──────── EXERCISE INPUTS

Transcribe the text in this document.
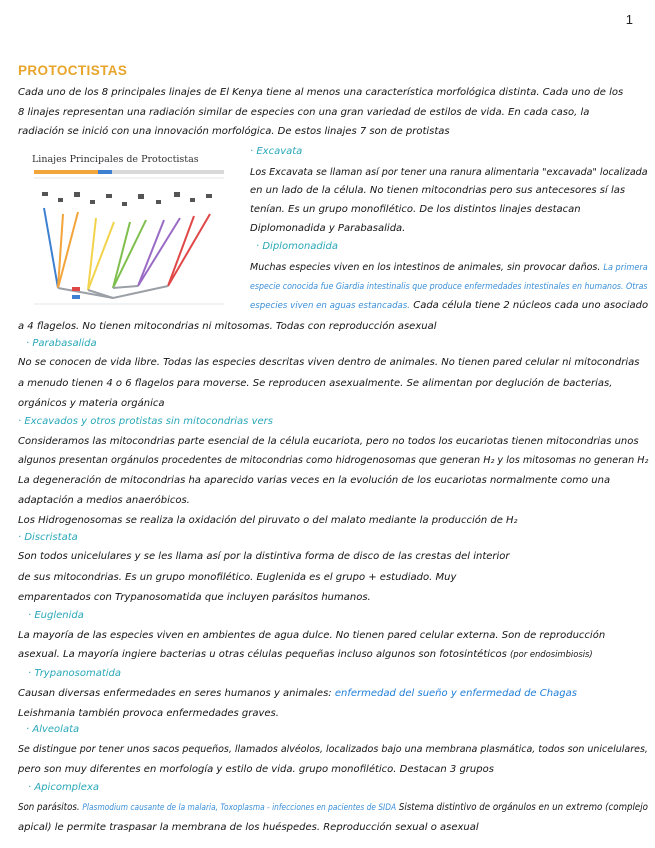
1
PROTOCTISTAS
Cada uno de los 8 principales linajes de El Kenya tiene al menos una característica morfológica distinta. Cada uno de los
8 linajes representan una radiación similar de especies con una gran variedad de estilos de vida. En cada caso, la
radiación se inició con una innovación morfológica. De estos linajes 7 son de protistas
Linajes Principales de Protoctistas
· Excavata
Los Excavata se llaman así por tener una ranura alimentaria "excavada" localizada
en un lado de la célula. No tienen mitocondrias pero sus antecesores sí las
tenían. Es un grupo monofilético. De los distintos linajes destacan
Diplomonadida y Parabasalida.
· Diplomonadida
Muchas especies viven en los intestinos de animales, sin provocar daños. La primera
especie conocida fue Giardia intestinalis que produce enfermedades intestinales en humanos. Otras
especies viven en aguas estancadas. Cada célula tiene 2 núcleos cada uno asociado
a 4 flagelos. No tienen mitocondrias ni mitosomas. Todas con reproducción asexual
· Parabasalida
No se conocen de vida libre. Todas las especies descritas viven dentro de animales. No tienen pared celular ni mitocondrias
a menudo tienen 4 o 6 flagelos para moverse. Se reproducen asexualmente. Se alimentan por deglución de bacterias,
orgánicos y materia orgánica
· Excavados y otros protistas sin mitocondrias vers
Consideramos las mitocondrias parte esencial de la célula eucariota, pero no todos los eucariotas tienen mitocondrias unos
algunos presentan orgánulos procedentes de mitocondrias como hidrogenosomas que generan H₂ y los mitosomas no generan H₂
La degeneración de mitocondrias ha aparecido varias veces en la evolución de los eucariotas normalmente como una
adaptación a medios anaeróbicos.
Los Hidrogenosomas se realiza la oxidación del piruvato o del malato mediante la producción de H₂
· Discristata
Son todos unicelulares y se les llama así por la distintiva forma de disco de las crestas del interior
de sus mitocondrias. Es un grupo monofilético. Euglenida es el grupo + estudiado. Muy
emparentados con Trypanosomatida que incluyen parásitos humanos.
· Euglenida
La mayoría de las especies viven en ambientes de agua dulce. No tienen pared celular externa. Son de reproducción
asexual. La mayoría ingiere bacterias u otras células pequeñas incluso algunos son fotosintéticos (por endosimbiosis)
· Trypanosomatida
Causan diversas enfermedades en seres humanos y animales: enfermedad del sueño y enfermedad de Chagas
Leishmania también provoca enfermedades graves.
· Alveolata
Se distingue por tener unos sacos pequeños, llamados alvéolos, localizados bajo una membrana plasmática, todos son unicelulares,
pero son muy diferentes en morfología y estilo de vida. grupo monofilético. Destacan 3 grupos
· Apicomplexa
Son parásitos. Plasmodium causante de la malaria, Toxoplasma - infecciones en pacientes de SIDA Sistema distintivo de orgánulos en un extremo (complejo
apical) le permite traspasar la membrana de los huéspedes. Reproducción sexual o asexual
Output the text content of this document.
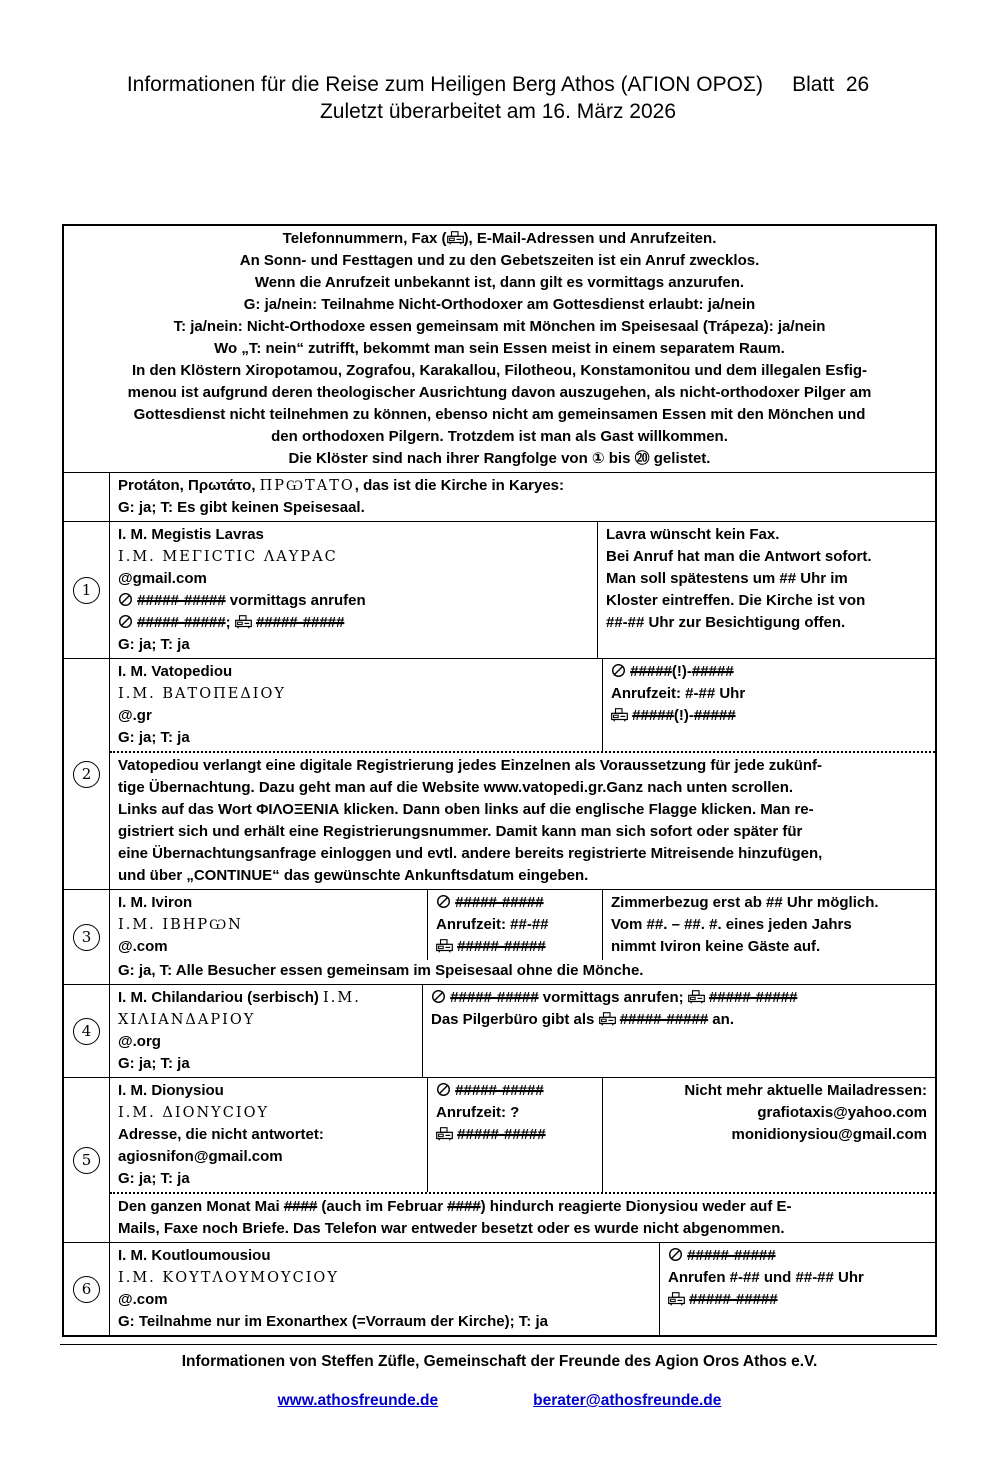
Informationen für die Reise zum Heiligen Berg Athos (ΑΓΙΟΝ ΟΡΟΣ)     Blatt  26
Zuletzt überarbeitet am 16. März 2026
Telefonnummern, Fax ( ), E-Mail-Adressen und Anrufzeiten.
An Sonn- und Festtagen und zu den Gebetszeiten ist ein Anruf zwecklos.
Wenn die Anrufzeit unbekannt ist, dann gilt es vormittags anzurufen.
G: ja/nein: Teilnahme Nicht-Orthodoxer am Gottesdienst erlaubt: ja/nein
T: ja/nein: Nicht-Orthodoxe essen gemeinsam mit Mönchen im Speisesaal (Trápeza): ja/nein
Wo „T: nein“ zutrifft, bekommt man sein Essen meist in einem separatem Raum.
In den Klöstern Xiropotamou, Zografou, Karakallou, Filotheou, Konstamonitou und dem illegalen Esfig-
menou ist aufgrund deren theologischer Ausrichtung davon auszugehen, als nicht-orthodoxer Pilger am
Gottesdienst nicht teilnehmen zu können, ebenso nicht am gemeinsamen Essen mit den Mönchen und
den orthodoxen Pilgern. Trotzdem ist man als Gast willkommen.
Die Klöster sind nach ihrer Rangfolge von ① bis ⑳ gelistet.
Protáton, Πρωτάτο, ΠΡѠΤΑΤΟ, das ist die Kirche in Karyes:
G: ja; T: Es gibt keinen Speisesaal.
1
I. M. Megistis Lavras
Ι.Μ. ΜΕΓΙϹΤΙϹ ΛΑΥΡΑϹ
@gmail.com
#####-##### vormittags anrufen
#####-#####;
#####-#####
G: ja; T: ja
Lavra wünscht kein Fax.
Bei Anruf hat man die Antwort sofort.
Man soll spätestens um ## Uhr im
Kloster eintreffen. Die Kirche ist von
##-## Uhr zur Besichtigung offen.
2
I. M. Vatopediou
Ι.Μ. ΒΑΤΟΠΕΔΙΟΥ
@.gr
G: ja; T: ja
#####(!)-#####
Anrufzeit: #-## Uhr
#####(!)-#####
Vatopediou verlangt eine digitale Registrierung jedes Einzelnen als Voraussetzung für jede zukünf-
tige Übernachtung. Dazu geht man auf die Website www.vatopedi.gr.Ganz nach unten scrollen.
Links auf das Wort ΦΙΛΟΞΕΝΙΑ klicken. Dann oben links auf die englische Flagge klicken. Man re-
gistriert sich und erhält eine Registrierungsnummer. Damit kann man sich sofort oder später für
eine Übernachtungsanfrage einloggen und evtl. andere bereits registrierte Mitreisende hinzufügen,
und über „CONTINUE“ das gewünschte Ankunftsdatum eingeben.
3
I. M. Iviron
Ι.Μ. ΙΒΗΡѠΝ
@.com
#####-#####
Anrufzeit: ##-##
#####-#####
Zimmerbezug erst ab ## Uhr möglich.
Vom ##. – ##. #. eines jeden Jahrs
nimmt Iviron keine Gäste auf.
G: ja, T: Alle Besucher essen gemeinsam im Speisesaal ohne die Mönche.
4
I. M. Chilandariou (serbisch) Ι.Μ.
ΧΙΛΙΑΝΔΑΡΙΟΥ
@.org
G: ja; T: ja
#####-##### vormittags anrufen;
#####-#####
Das Pilgerbüro gibt als
#####-##### an.
5
I. M. Dionysiou
Ι.Μ. ΔΙΟΝΥϹΙΟΥ
Adresse, die nicht antwortet:
agiosnifon@gmail.com
G: ja; T: ja
#####-#####
Anrufzeit: ?
#####-#####
Nicht mehr aktuelle Mailadressen:
grafiotaxis@yahoo.com
monidionysiou@gmail.com
Den ganzen Monat Mai #### (auch im Februar ####) hindurch reagierte Dionysiou weder auf E-
Mails, Faxe noch Briefe. Das Telefon war entweder besetzt oder es wurde nicht abgenommen.
6
I. M. Koutloumousiou
Ι.Μ. ΚΟΥΤΛΟΥΜΟΥϹΙΟΥ
@.com
G: Teilnahme nur im Exonarthex (=Vorraum der Kirche); T: ja
#####-#####
Anrufen #-## und ##-## Uhr
#####-#####
Informationen von Steffen Züfle, Gemeinschaft der Freunde des Agion Oros Athos e.V.
www.athosfreunde.de	berater@athosfreunde.de
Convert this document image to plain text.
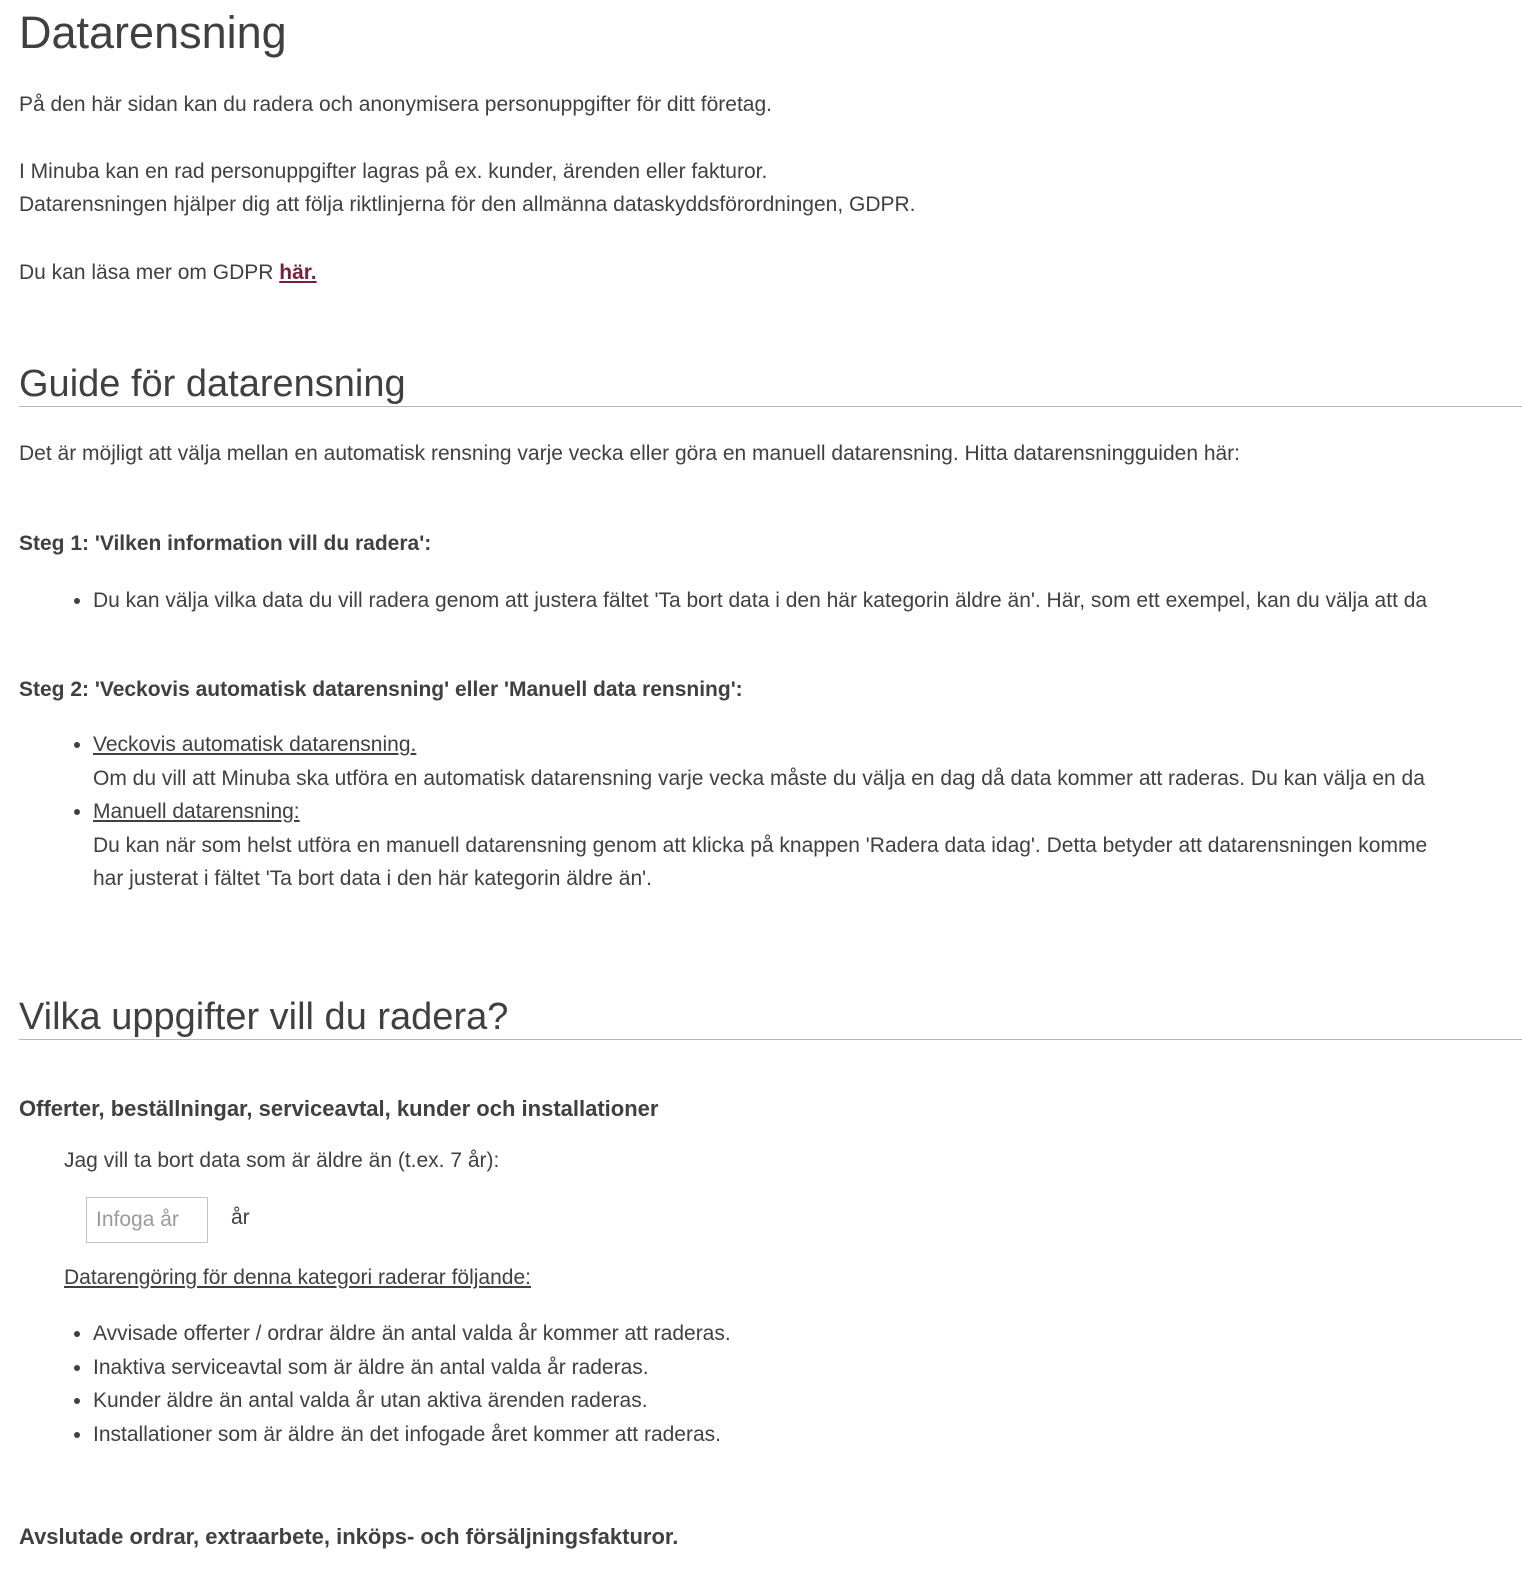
Datarensning
På den här sidan kan du radera och anonymisera personuppgifter för ditt företag.
I Minuba kan en rad personuppgifter lagras på ex. kunder, ärenden eller fakturor.
Datarensningen hjälper dig att följa riktlinjerna för den allmänna dataskyddsförordningen, GDPR.
Du kan läsa mer om GDPR här.
Guide för datarensning
Det är möjligt att välja mellan en automatisk rensning varje vecka eller göra en manuell datarensning. Hitta datarensningguiden här:
Steg 1: 'Vilken information vill du radera':
• Du kan välja vilka data du vill radera genom att justera fältet 'Ta bort data i den här kategorin äldre än'. Här, som ett exempel, kan du välja att da
Steg 2: 'Veckovis automatisk datarensning' eller 'Manuell data rensning':
• Veckovis automatisk datarensning.
Om du vill att Minuba ska utföra en automatisk datarensning varje vecka måste du välja en dag då data kommer att raderas. Du kan välja en da
• Manuell datarensning:
Du kan när som helst utföra en manuell datarensning genom att klicka på knappen 'Radera data idag'. Detta betyder att datarensningen komme
har justerat i fältet 'Ta bort data i den här kategorin äldre än'.
Vilka uppgifter vill du radera?
Offerter, beställningar, serviceavtal, kunder och installationer
Jag vill ta bort data som är äldre än (t.ex. 7 år):
Infoga år
år
Datarengöring för denna kategori raderar följande:
• Avvisade offerter / ordrar äldre än antal valda år kommer att raderas.
• Inaktiva serviceavtal som är äldre än antal valda år raderas.
• Kunder äldre än antal valda år utan aktiva ärenden raderas.
• Installationer som är äldre än det infogade året kommer att raderas.
Avslutade ordrar, extraarbete, inköps- och försäljningsfakturor.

────────────────

EXERCISE REQUIREMENTS:
Your answer should be one number: how many lines in the records above include "Todas".

REPLY:
2